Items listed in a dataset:
########################################
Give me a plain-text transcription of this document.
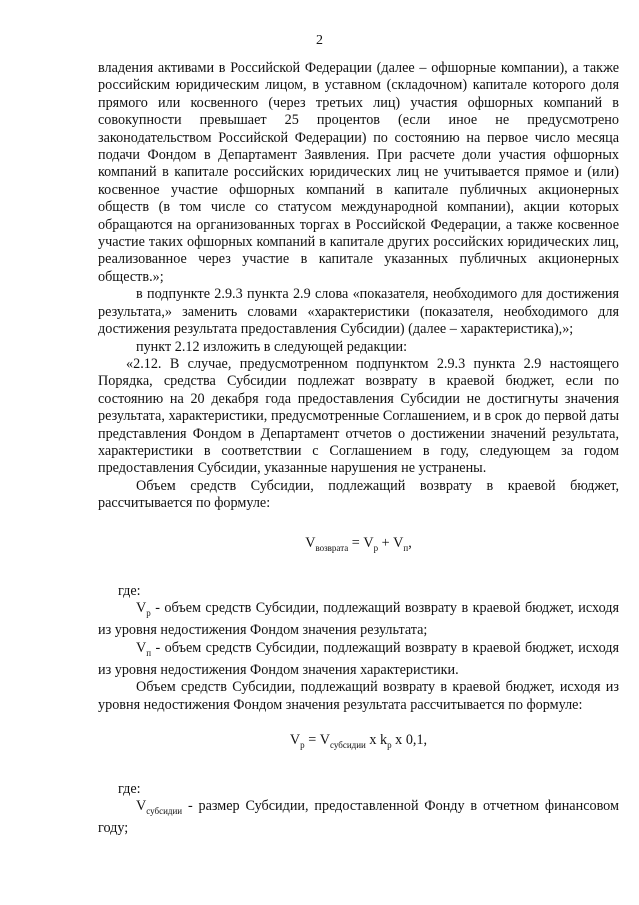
2

владения активами в Российской Федерации (далее – офшорные компании), а также российским юридическим лицом, в уставном (складочном) капитале которого доля прямого или косвенного (через третьих лиц) участия офшорных компаний в совокупности превышает 25 процентов (если иное не предусмотрено законодательством Российской Федерации) по состоянию на первое число месяца подачи Фондом в Департамент Заявления. При расчете доли участия офшорных компаний в капитале российских юридических лиц не учитывается прямое и (или) косвенное участие офшорных компаний в капитале публичных акционерных обществ (в том числе со статусом международной компании), акции которых обращаются на организованных торгах в Российской Федерации, а также косвенное участие таких офшорных компаний в капитале других российских юридических лиц, реализованное через участие в капитале указанных публичных акционерных обществ.»;

в подпункте 2.9.3 пункта 2.9 слова «показателя, необходимого для достижения результата,» заменить словами «характеристики (показателя, необходимого для достижения результата предоставления Субсидии) (далее – характеристика),»;

пункт 2.12 изложить в следующей редакции:

«2.12. В случае, предусмотренном подпунктом 2.9.3 пункта 2.9 настоящего Порядка, средства Субсидии подлежат возврату в краевой бюджет, если по состоянию на 20 декабря года предоставления Субсидии не достигнуты значения результата, характеристики, предусмотренные Соглашением, и в срок до первой даты представления Фондом в Департамент отчетов о достижении значений результата, характеристики в соответствии с Соглашением в году, следующем за годом предоставления Субсидии, указанные нарушения не устранены.

Объем средств Субсидии, подлежащий возврату в краевой бюджет, рассчитывается по формуле:

$V_{возврата} = V_р + V_п$,

где:

$V_р$ - объем средств Субсидии, подлежащий возврату в краевой бюджет, исходя из уровня недостижения Фондом значения результата;

$V_п$ - объем средств Субсидии, подлежащий возврату в краевой бюджет, исходя из уровня недостижения Фондом значения характеристики.

Объем средств Субсидии, подлежащий возврату в краевой бюджет, исходя из уровня недостижения Фондом значения результата рассчитывается по формуле:

$V_р = V_{субсидии}$ x $k_р$ x 0,1,

где:

$V_{субсидии}$ - размер Субсидии, предоставленной Фонду в отчетном финансовом году;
########################################
EXERCISE BRIEF —
Search the data for "рассчитывается" and list every line in which it occurs.

RESULT OF THE EXERCISE —
Объем средств Субсидии, подлежащий возврату в краевой бюджет, рассчитывается по формуле:
Объем средств Субсидии, подлежащий возврату в краевой бюджет, исходя из уровня недостижения Фондом значения результата рассчитывается по формуле:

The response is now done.